● Directive
Your copy of the material must match it exactly, except that pictures are dropped.

Data records
■ ■ ■ ■ ■ ■ ■
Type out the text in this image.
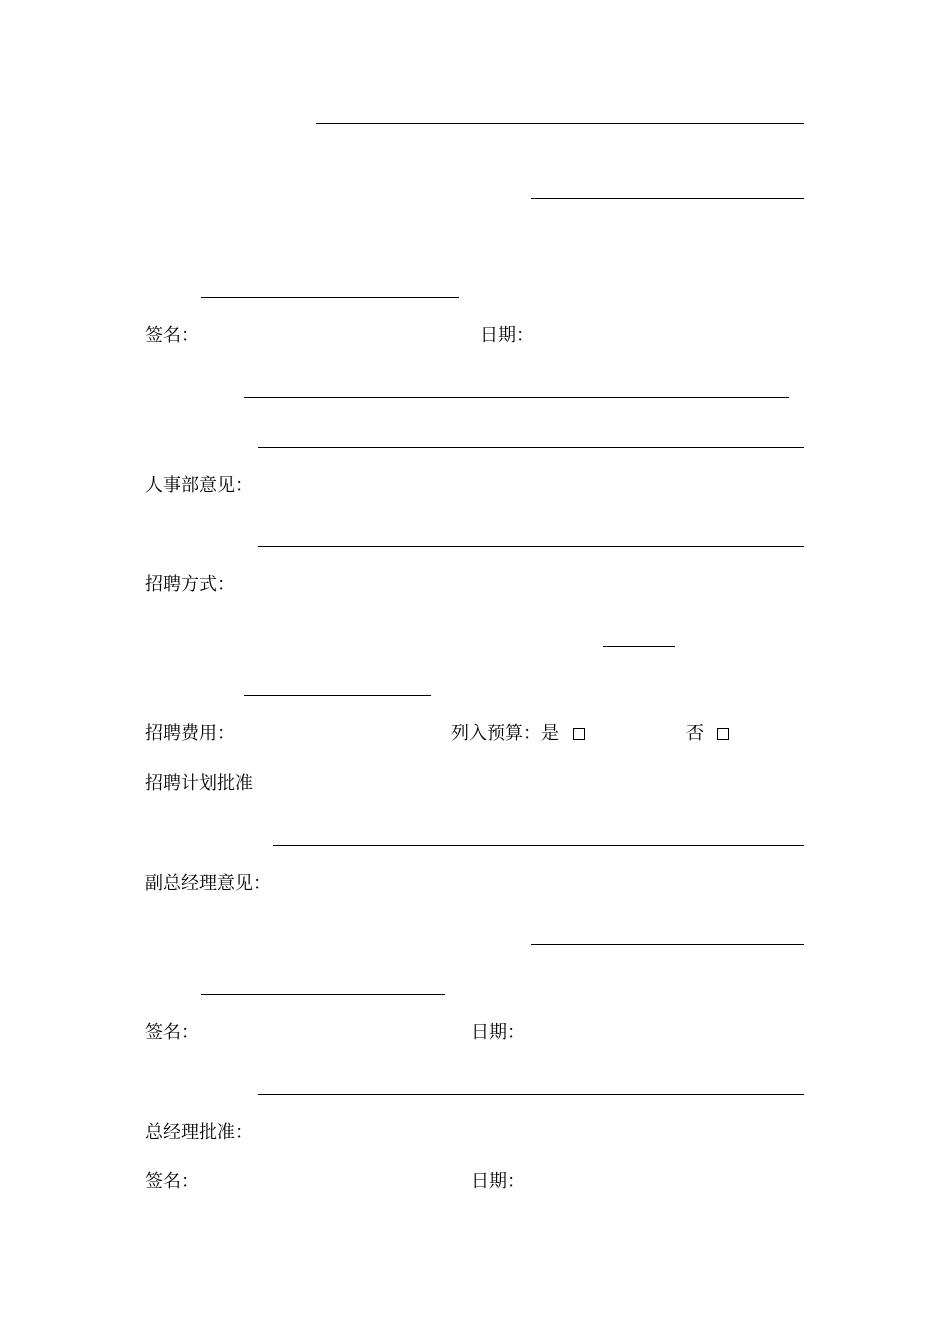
签名：	日期：
人事部意见：
招聘方式：
招聘费用：	列入预算：是	否
招聘计划批准
副总经理意见：
签名：	日期：
总经理批准：
签名：	日期：
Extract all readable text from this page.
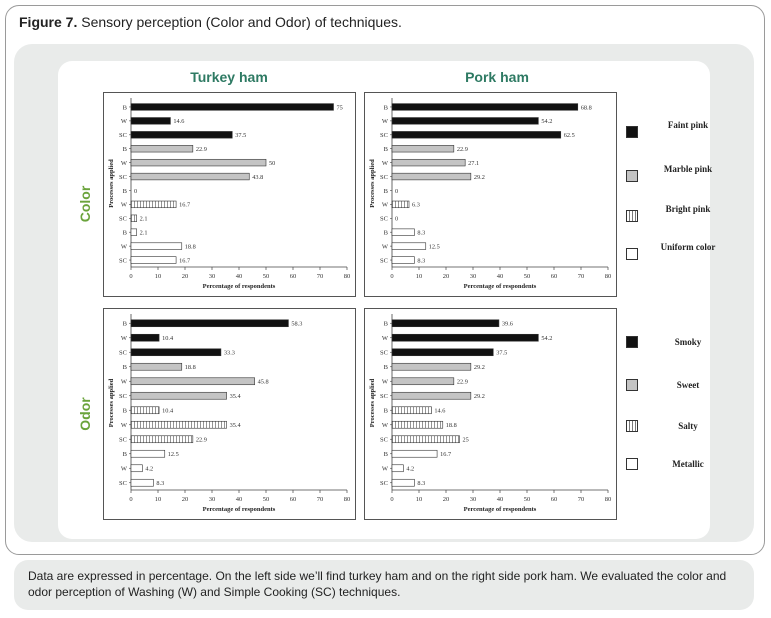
Figure 7. Sensory perception (Color and Odor) of techniques.
Turkey ham	Pork ham
Color
Odor
0	10	20	30	40	50	60	70	80
Percentage of respondents
Processes applied
B	75
W	14.6
SC	37.5
B	22.9
W	50
SC	43.8
B 0
W	16.7
SC 2.1
B 2.1
W	18.8
SC	16.7
0	10	20	30	40	50	60	70	80
Percentage of respondents
Processes applied
B	68.8
W	54.2
SC	62.5
B	22.9
W	27.1
SC	29.2
B 0
W	6.3
SC 0
B	8.3
W	12.5
SC	8.3
0	10	20	30	40	50	60	70	80
Percentage of respondents
Processes applied
B	58.3
W	10.4
SC	33.3
B	18.8
W	45.8
SC	35.4
B	10.4
W	35.4
SC	22.9
B	12.5
W	4.2
SC	8.3
0	10	20	30	40	50	60	70	80
Percentage of respondents
Processes applied
B	39.6
W	54.2
SC	37.5
B	29.2
W	22.9
SC	29.2
B	14.6
W	18.8
SC	25
B	16.7
W	4.2
SC	8.3
Faint pink
Marble pink
Bright pink
Uniform color
Smoky
Sweet
Salty
Metallic
Data are expressed in percentage. On the left side we’ll find turkey ham and on the right side pork ham. We evaluated the color and odor perception of Washing (W) and Simple Cooking (SC) techniques.
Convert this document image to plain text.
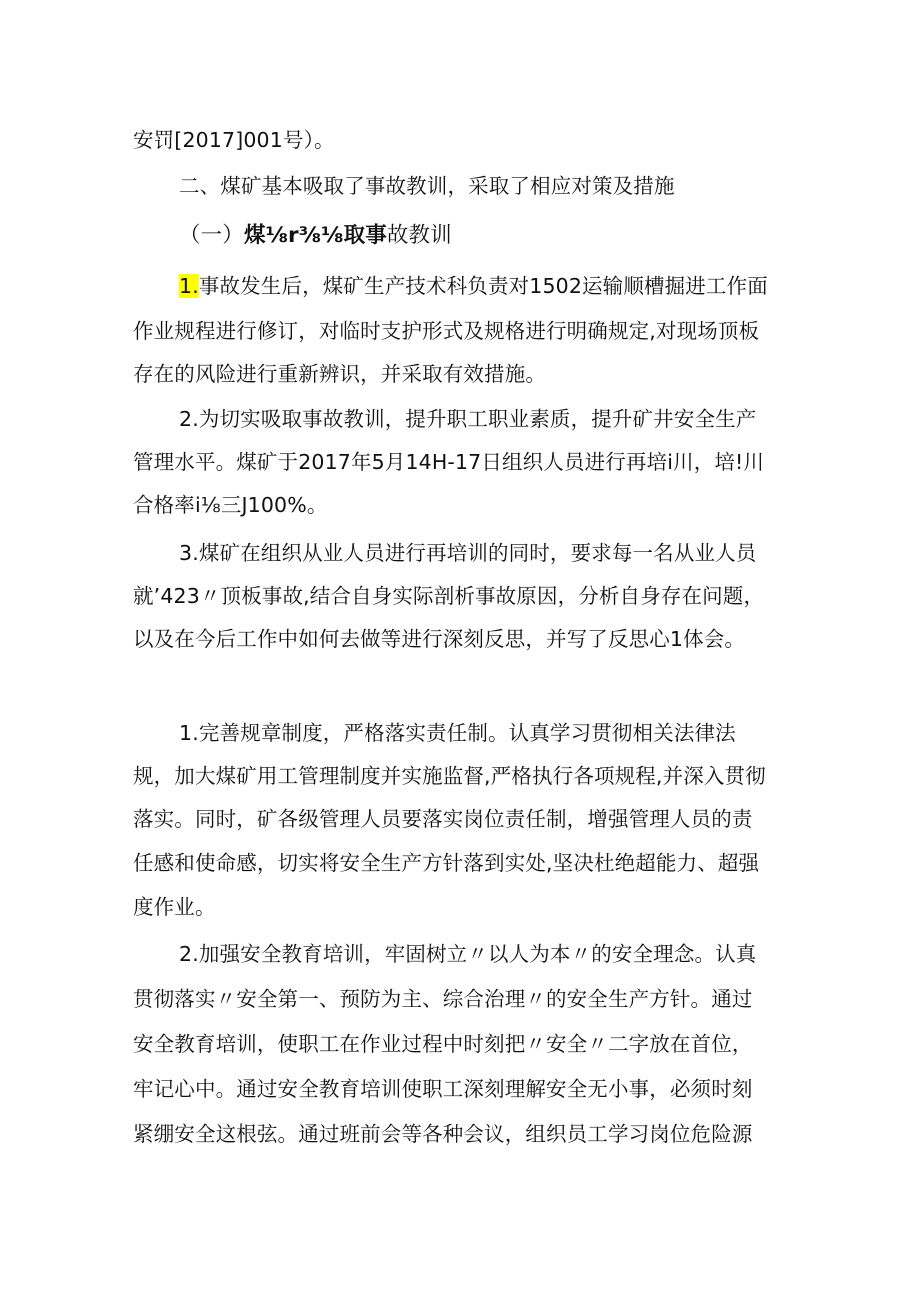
安罚[2017]001号）。
二、煤矿基本吸取了事故教训，采取了相应对策及措施
（一）煤⅛r⅜⅛取事故教训
1.事故发生后，煤矿生产技术科负责对1502运输顺槽掘进工作面
作业规程进行修订，对临时支护形式及规格进行明确规定,对现场顶板
存在的风险进行重新辨识，并采取有效措施。
2.为切实吸取事故教训，提升职工职业素质，提升矿井安全生产
管理水平。煤矿于2017年5月14H-17日组织人员进行再培i川，培!川
合格率i⅛三J100%。
3.煤矿在组织从业人员进行再培训的同时，要求每一名从业人员
就’423〃顶板事故,结合自身实际剖析事故原因，分析自身存在问题，
以及在今后工作中如何去做等进行深刻反思，并写了反思心1体会。
1.完善规章制度，严格落实责任制。认真学习贯彻相关法律法
规，加大煤矿用工管理制度并实施监督,严格执行各项规程,并深入贯彻
落实。同时，矿各级管理人员要落实岗位责任制，增强管理人员的责
任感和使命感，切实将安全生产方针落到实处,坚决杜绝超能力、超强
度作业。
2.加强安全教育培训，牢固树立〃以人为本〃的安全理念。认真
贯彻落实〃安全第一、预防为主、综合治理〃的安全生产方针。通过
安全教育培训，使职工在作业过程中时刻把〃安全〃二字放在首位，
牢记心中。通过安全教育培训使职工深刻理解安全无小事，必须时刻
紧绷安全这根弦。通过班前会等各种会议，组织员工学习岗位危险源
■ ■ ■ ■ ■ ■ ■
● Task response
Type out the text in this image.
签名：	日期：
人事部意见：
招聘方式：
招聘费用：	列入预算：是	否
招聘计划批准
副总经理意见：
签名：	日期：
总经理批准：
签名：	日期：
Extract all readable text from this page.
Figure 7. Sensory perception (Color and Odor) of techniques.
Turkey ham	Pork ham
Color
Odor
0	10	20	30	40	50	60	70	80
Percentage of respondents
Processes applied
B	75
W	14.6
SC	37.5
B	22.9
W	50
SC	43.8
B 0
W	16.7
SC 2.1
B 2.1
W	18.8
SC	16.7
0	10	20	30	40	50	60	70	80
Percentage of respondents
Processes applied
B	68.8
W	54.2
SC	62.5
B	22.9
W	27.1
SC	29.2
B 0
W	6.3
SC 0
B	8.3
W	12.5
SC	8.3
0	10	20	30	40	50	60	70	80
Percentage of respondents
Processes applied
B	58.3
W	10.4
SC	33.3
B	18.8
W	45.8
SC	35.4
B	10.4
W	35.4
SC	22.9
B	12.5
W	4.2
SC	8.3
0	10	20	30	40	50	60	70	80
Percentage of respondents
Processes applied
B	39.6
W	54.2
SC	37.5
B	29.2
W	22.9
SC	29.2
B	14.6
W	18.8
SC	25
B	16.7
W	4.2
SC	8.3
Faint pink
Marble pink
Bright pink
Uniform color
Smoky
Sweet
Salty
Metallic
Data are expressed in percentage. On the left side we’ll find turkey ham and on the right side pork ham. We evaluated the color and odor perception of Washing (W) and Simple Cooking (SC) techniques.
Convert this document image to plain text.
安罚[2017]001号）。
二、煤矿基本吸取了事故教训，采取了相应对策及措施
（一）煤⅛r⅜⅛取事故教训
1.事故发生后，煤矿生产技术科负责对1502运输顺槽掘进工作面
作业规程进行修订，对临时支护形式及规格进行明确规定,对现场顶板
存在的风险进行重新辨识，并采取有效措施。
2.为切实吸取事故教训，提升职工职业素质，提升矿井安全生产
管理水平。煤矿于2017年5月14H-17日组织人员进行再培i川，培!川
合格率i⅛三J100%。
3.煤矿在组织从业人员进行再培训的同时，要求每一名从业人员
就’423〃顶板事故,结合自身实际剖析事故原因，分析自身存在问题，
以及在今后工作中如何去做等进行深刻反思，并写了反思心1体会。
1.完善规章制度，严格落实责任制。认真学习贯彻相关法律法
规，加大煤矿用工管理制度并实施监督,严格执行各项规程,并深入贯彻
落实。同时，矿各级管理人员要落实岗位责任制，增强管理人员的责
任感和使命感，切实将安全生产方针落到实处,坚决杜绝超能力、超强
度作业。
2.加强安全教育培训，牢固树立〃以人为本〃的安全理念。认真
贯彻落实〃安全第一、预防为主、综合治理〃的安全生产方针。通过
安全教育培训，使职工在作业过程中时刻把〃安全〃二字放在首位，
牢记心中。通过安全教育培训使职工深刻理解安全无小事，必须时刻
紧绷安全这根弦。通过班前会等各种会议，组织员工学习岗位危险源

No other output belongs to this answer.